По-видимому, нужно было ожидать, что Иванов даст нам исследование об этих важных предметах; но и этого у него нет. Есть лишь краткое описание нескольких знакомых ему списков хронографов, а затем почти до последней страницы идет рассказ о борьбе литературных мнений касательно наших древностей и об издании и разработке летописей, актов. Главнейшая часть труда Иванова посвящена изложению мнений скептиков и изложению опровержений, какие на них делали Погодин и Бутков.
Такая странная постановка дела объясняется, насколько можно судить по сочинению, следующим образом. Автор, так сказать, платит и со своей стороны усердную дань требованиям времени, занимается современными вопросами; но занят он, собственно, другим. Он с великою горечью относится к непомерной трате времени и сил на изыскания наших древностей, большей частью бесплодные, и хотя везде относится с уважением к трудам Погодина, Буткова, как бы вынужденных на это дело безрассудствами скептиков, но зато гнев его и за этих ученых, и даже за скептиков со всей силой обрушивается на первых виновников такого направления нашей науки – Байера, Шлецера. «То правда, – говорит Иванов, – что он (Байер) совершил первый шаг на поприще критических разысканий относительно нашей древности однако ж надобно решить: верный ли, прямой ли путь к цели избрал Байер? Не слишком ли далеко уклонился знаменитый академик, бесспорно einer der grossten Humanisten und Historiker seines Iahrhunderts (Schlozerґs Nestor 1, 90), занявшись второстепенными задачами? Не увлек ли надолго и нас своим громким авторитетом? Не с его ли легкого приема мы, устраняя существенные вопросы, ограничиваемся побочными? Затрудняюсь, как иначе назвать наши давние и пристрастные толки о руссах»398. Шлецеру достается еще сильнее. «Знаменитый издатель «Нестора» при весьма обширной начитанности, изумительной проницательности и беспримерном терпении тяжко хизнул (болел)399 закоренелым недугом пристрастия, не всегда помнил о своей задушевной Kleine Kritik, довольно часто порицал наугад, порой умышленно приводил ложные цитаты. Это давно уже доказано, и только безотчетное предубеждение доселе упорно отвергает явные улики»400.

Задания ::
1: Перепишите без изменений фрагмент текста о труде Иванова между словами «По-видимому, нужно было» и «Погодин и Бутков.» включительно.
2: Из строк данных дословно воспроизведите все строки между той, что содержит «cell[interactable]: 565,453 [469, 155, 549, 177]», и той, что содержит «cell[interactable]: 378,851 [789, 242, 869, 264]», включительно.
Строки данных никак не связаны с текстом о труде Иванова.

Исходные строки ::

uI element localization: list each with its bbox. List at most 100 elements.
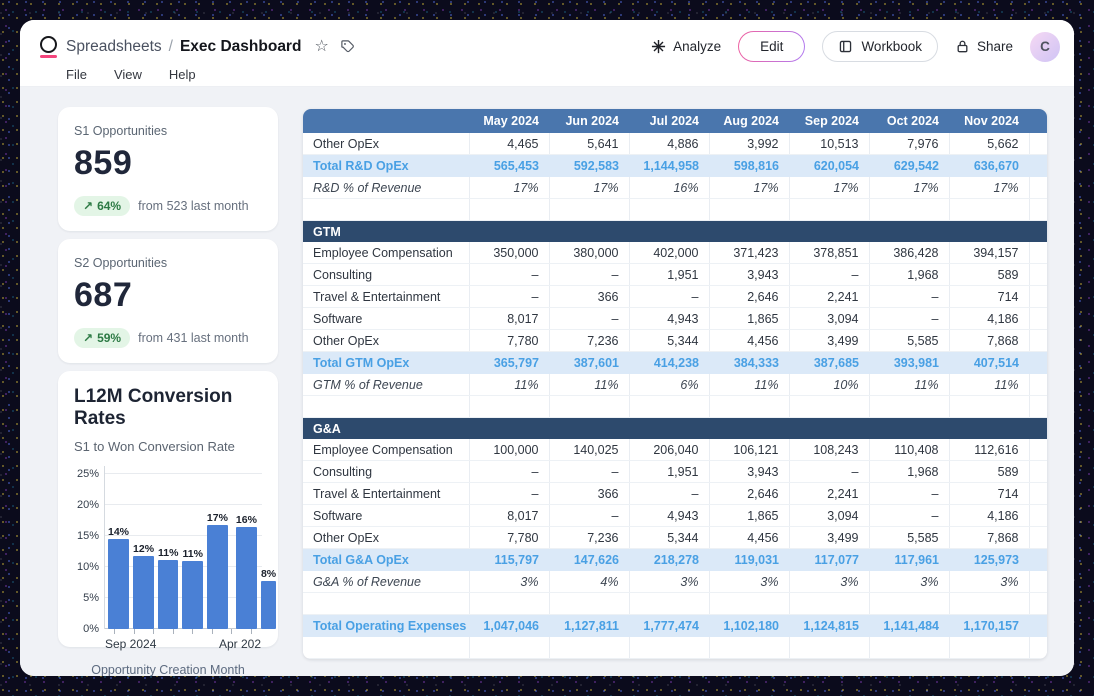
cell[interactable]: 565,453 [469, 155, 549, 177]
cell[interactable] [303, 593, 469, 615]
cell[interactable]: 3,094 [789, 505, 869, 527]
cell[interactable] [469, 199, 549, 221]
workbook-button[interactable]: Workbook [822, 31, 938, 62]
cell-partial[interactable] [1029, 549, 1047, 571]
cell[interactable]: 378,851 [789, 242, 869, 264]
cell[interactable]: 11% [709, 374, 789, 396]
cell[interactable]: 592,583 [549, 155, 629, 177]
cell[interactable] [709, 396, 789, 418]
favorite-star-icon[interactable]: ☆ [314, 39, 328, 55]
breadcrumb-app-link[interactable]: Spreadsheets [66, 38, 162, 56]
cell[interactable]: 8,017 [469, 505, 549, 527]
row-label-cell[interactable]: Consulting [303, 264, 469, 286]
row-label-cell[interactable]: Consulting [303, 461, 469, 483]
column-header[interactable]: May 2024 [469, 109, 549, 133]
cell[interactable]: 100,000 [469, 439, 549, 461]
cell[interactable]: 366 [549, 483, 629, 505]
analyze-button[interactable]: Analyze [651, 39, 721, 54]
cell[interactable]: 17% [469, 177, 549, 199]
cell[interactable]: 5,344 [629, 330, 709, 352]
cell[interactable]: 8,017 [469, 308, 549, 330]
row-label-column-header[interactable] [303, 109, 469, 133]
cell[interactable]: 5,585 [869, 527, 949, 549]
edit-button[interactable]: Edit [738, 31, 805, 62]
cell[interactable] [469, 593, 549, 615]
bar[interactable] [182, 561, 202, 629]
cell[interactable] [789, 637, 869, 659]
cell[interactable]: 4,456 [709, 527, 789, 549]
cell[interactable]: 384,333 [709, 352, 789, 374]
cell[interactable]: – [469, 286, 549, 308]
cell[interactable]: 407,514 [949, 352, 1029, 374]
cell[interactable] [789, 593, 869, 615]
cell[interactable]: 1,777,474 [629, 615, 709, 637]
bar[interactable] [133, 556, 154, 629]
cell-partial[interactable] [1029, 571, 1047, 593]
cell[interactable] [869, 396, 949, 418]
share-button[interactable]: Share [955, 39, 1013, 54]
cell[interactable]: – [789, 461, 869, 483]
cell[interactable]: 1,102,180 [709, 615, 789, 637]
cell-partial[interactable] [1029, 615, 1047, 637]
cell[interactable]: 7,236 [549, 330, 629, 352]
cell[interactable] [1029, 199, 1047, 221]
cell[interactable]: 7,868 [949, 330, 1029, 352]
cell[interactable]: – [789, 264, 869, 286]
cell[interactable]: 414,238 [629, 352, 709, 374]
cell[interactable]: 7,780 [469, 330, 549, 352]
cell[interactable]: 7,868 [949, 527, 1029, 549]
bar[interactable] [158, 560, 178, 629]
cell[interactable]: 110,408 [869, 439, 949, 461]
cell[interactable]: 1,951 [629, 264, 709, 286]
cell[interactable] [709, 637, 789, 659]
cell[interactable]: 387,601 [549, 352, 629, 374]
cell[interactable] [949, 396, 1029, 418]
cell[interactable] [1029, 593, 1047, 615]
row-label-cell[interactable]: G&A % of Revenue [303, 571, 469, 593]
cell[interactable] [709, 593, 789, 615]
cell[interactable] [949, 593, 1029, 615]
cell-partial[interactable] [1029, 483, 1047, 505]
cell[interactable] [629, 593, 709, 615]
cell[interactable]: 714 [949, 483, 1029, 505]
cell[interactable] [1029, 396, 1047, 418]
cell[interactable]: 17% [709, 177, 789, 199]
cell[interactable]: 3% [469, 571, 549, 593]
cell[interactable]: 1,144,958 [629, 155, 709, 177]
cell-partial[interactable] [1029, 133, 1047, 155]
cell-partial[interactable] [1029, 505, 1047, 527]
column-header[interactable]: Aug 2024 [709, 109, 789, 133]
cell[interactable]: 636,670 [949, 155, 1029, 177]
cell[interactable]: 3% [709, 571, 789, 593]
cell[interactable]: 4,456 [709, 330, 789, 352]
cell[interactable]: 387,685 [789, 352, 869, 374]
cell[interactable]: 117,961 [869, 549, 949, 571]
row-label-cell[interactable]: Total Operating Expenses [303, 615, 469, 637]
cell[interactable] [629, 199, 709, 221]
cell[interactable]: 3,094 [789, 308, 869, 330]
cell[interactable]: 365,797 [469, 352, 549, 374]
cell-partial[interactable] [1029, 155, 1047, 177]
row-label-cell[interactable]: Other OpEx [303, 330, 469, 352]
cell[interactable]: 7,236 [549, 527, 629, 549]
cell[interactable]: 350,000 [469, 242, 549, 264]
cell[interactable]: 1,951 [629, 461, 709, 483]
cell[interactable] [869, 593, 949, 615]
cell[interactable]: 1,968 [869, 461, 949, 483]
menu-item-file[interactable]: File [66, 67, 87, 82]
row-label-cell[interactable]: Other OpEx [303, 133, 469, 155]
row-label-cell[interactable]: Travel & Entertainment [303, 286, 469, 308]
cell[interactable]: 6% [629, 374, 709, 396]
cell[interactable]: 366 [549, 286, 629, 308]
cell[interactable] [709, 199, 789, 221]
cell[interactable]: – [869, 483, 949, 505]
row-label-cell[interactable]: Software [303, 505, 469, 527]
row-label-cell[interactable]: Employee Compensation [303, 242, 469, 264]
row-label-cell[interactable]: Total R&D OpEx [303, 155, 469, 177]
cell[interactable]: 620,054 [789, 155, 869, 177]
cell[interactable]: 4,886 [629, 133, 709, 155]
cell[interactable]: – [629, 286, 709, 308]
cell[interactable]: 5,585 [869, 330, 949, 352]
cell[interactable]: 2,241 [789, 286, 869, 308]
cell[interactable]: 1,865 [709, 308, 789, 330]
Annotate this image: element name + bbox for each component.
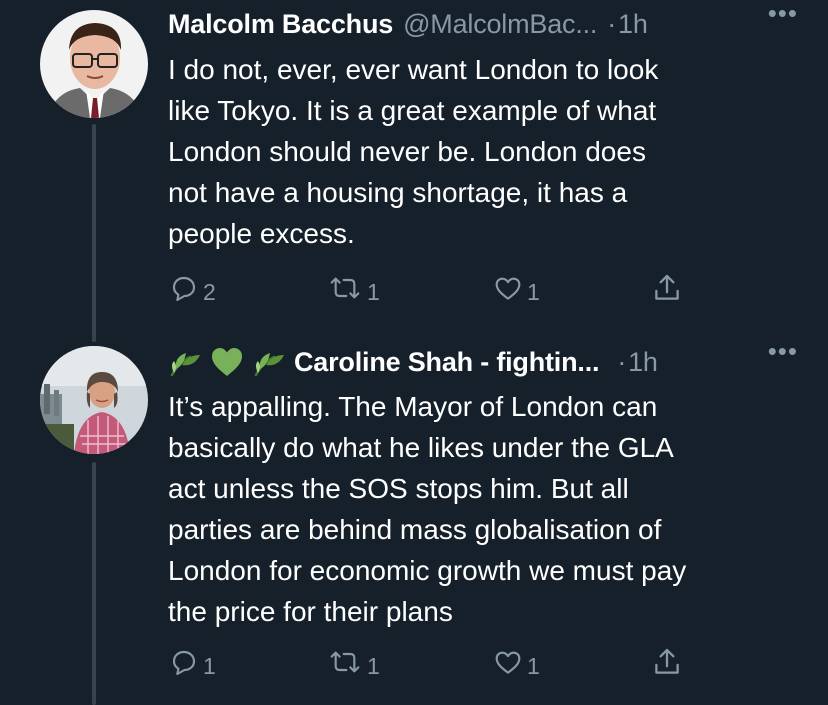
avatar[interactable]: [40, 346, 148, 454]
username-handle[interactable]: @MalcolmBac...: [403, 9, 597, 40]
share-icon: [655, 274, 679, 300]
tweet-text: It’s appalling. The Mayor of London can …: [168, 391, 687, 627]
avatar[interactable]: [40, 10, 148, 118]
green-heart-emoji: [210, 345, 244, 379]
tweet-text: I do not, ever, ever want London to look…: [168, 54, 659, 249]
herb-icon: [170, 353, 200, 377]
heart-icon: [495, 651, 521, 674]
tweet-actions: 1 1 1: [168, 642, 708, 682]
tweet-header: Caroline Shah - fightin... · 1h •••: [168, 336, 798, 380]
green-heart-icon: [212, 348, 242, 376]
tweet-header: Malcolm Bacchus @MalcolmBac... · 1h •••: [168, 0, 798, 42]
retweet-button[interactable]: 1: [326, 642, 380, 682]
tweet-actions: 2 1 1: [168, 268, 708, 308]
like-count: 1: [527, 652, 540, 679]
display-name[interactable]: Malcolm Bacchus: [168, 9, 393, 40]
timestamp[interactable]: 1h: [628, 347, 658, 378]
retweet-count: 1: [367, 652, 380, 679]
herb-emoji: [252, 345, 286, 379]
separator-dot: ·: [607, 8, 617, 39]
reply-button[interactable]: 1: [168, 642, 216, 682]
man-with-glasses-avatar: [40, 10, 148, 118]
reply-count: 2: [203, 278, 216, 305]
share-button[interactable]: [650, 642, 684, 682]
retweet-button[interactable]: 1: [326, 268, 380, 308]
reply-icon: [172, 650, 196, 676]
woman-outdoors-avatar: [40, 346, 148, 454]
share-icon: [655, 648, 679, 674]
retweet-icon: [330, 651, 360, 673]
timestamp[interactable]: 1h: [618, 9, 648, 40]
reply-count: 1: [203, 652, 216, 679]
herb-emoji: [168, 345, 202, 379]
heart-icon: [495, 277, 521, 300]
conversation-thread: Malcolm Bacchus @MalcolmBac... · 1h ••• …: [0, 0, 828, 705]
more-options-icon[interactable]: •••: [768, 0, 798, 29]
like-count: 1: [527, 278, 540, 305]
tweet[interactable]: Malcolm Bacchus @MalcolmBac... · 1h ••• …: [0, 0, 828, 340]
herb-icon: [254, 353, 284, 377]
retweet-count: 1: [367, 278, 380, 305]
display-name[interactable]: Caroline Shah - fightin...: [294, 347, 600, 378]
reply-button[interactable]: 2: [168, 268, 216, 308]
reply-icon: [172, 276, 196, 302]
more-options-icon[interactable]: •••: [768, 336, 798, 367]
like-button[interactable]: 1: [492, 642, 540, 682]
retweet-icon: [330, 277, 360, 299]
separator-dot: ·: [617, 346, 627, 377]
tweet[interactable]: Caroline Shah - fightin... · 1h ••• It’s…: [0, 336, 828, 705]
like-button[interactable]: 1: [492, 268, 540, 308]
share-button[interactable]: [650, 268, 684, 308]
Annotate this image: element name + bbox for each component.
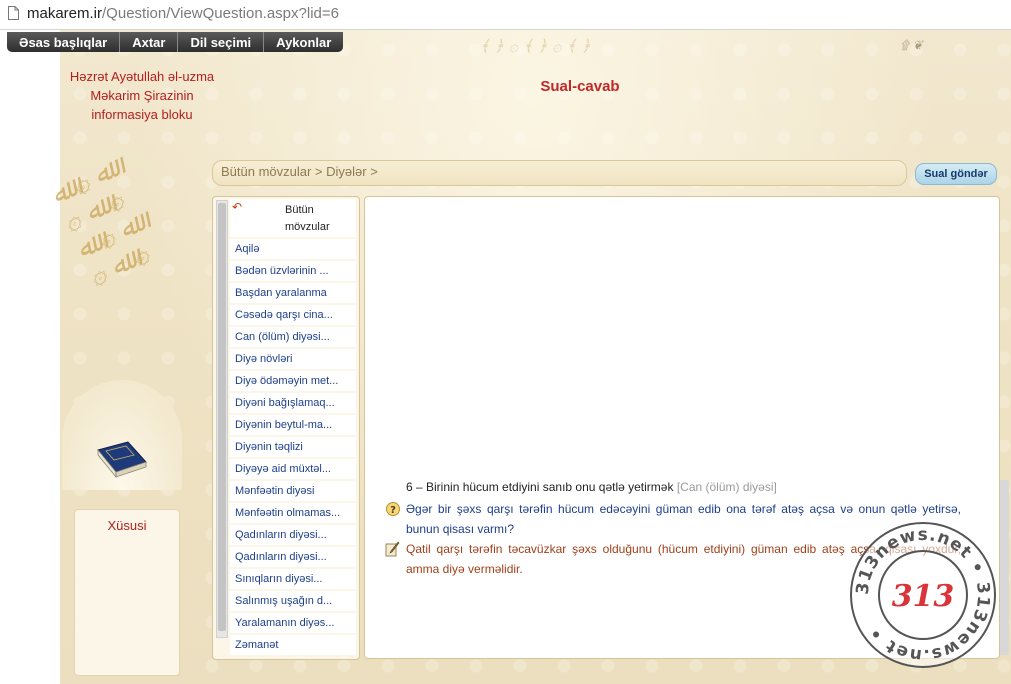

Решения по заданиям ::
1:
По-видимому, нужно было ожидать, что Иванов даст нам исследование об этих важных предметах; но и этого у него нет. Есть лишь краткое описание нескольких знакомых ему списков хронографов, а затем почти до последней страницы идет рассказ о борьбе литературных мнений касательно наших древностей и об издании и разработке летописей, актов. Главнейшая часть труда Иванова посвящена изложению мнений скептиков и изложению опровержений, какие на них делали Погодин и Бутков.

2:
cell[interactable]: 565,453 [469, 155, 549, 177]
cell[interactable] [303, 593, 469, 615]
cell[interactable]: 3,094 [789, 505, 869, 527]
cell[interactable] [469, 199, 549, 221]
workbook-button[interactable]: Workbook [822, 31, 938, 62]
cell-partial[interactable] [1029, 549, 1047, 571]
cell[interactable]: 378,851 [789, 242, 869, 264]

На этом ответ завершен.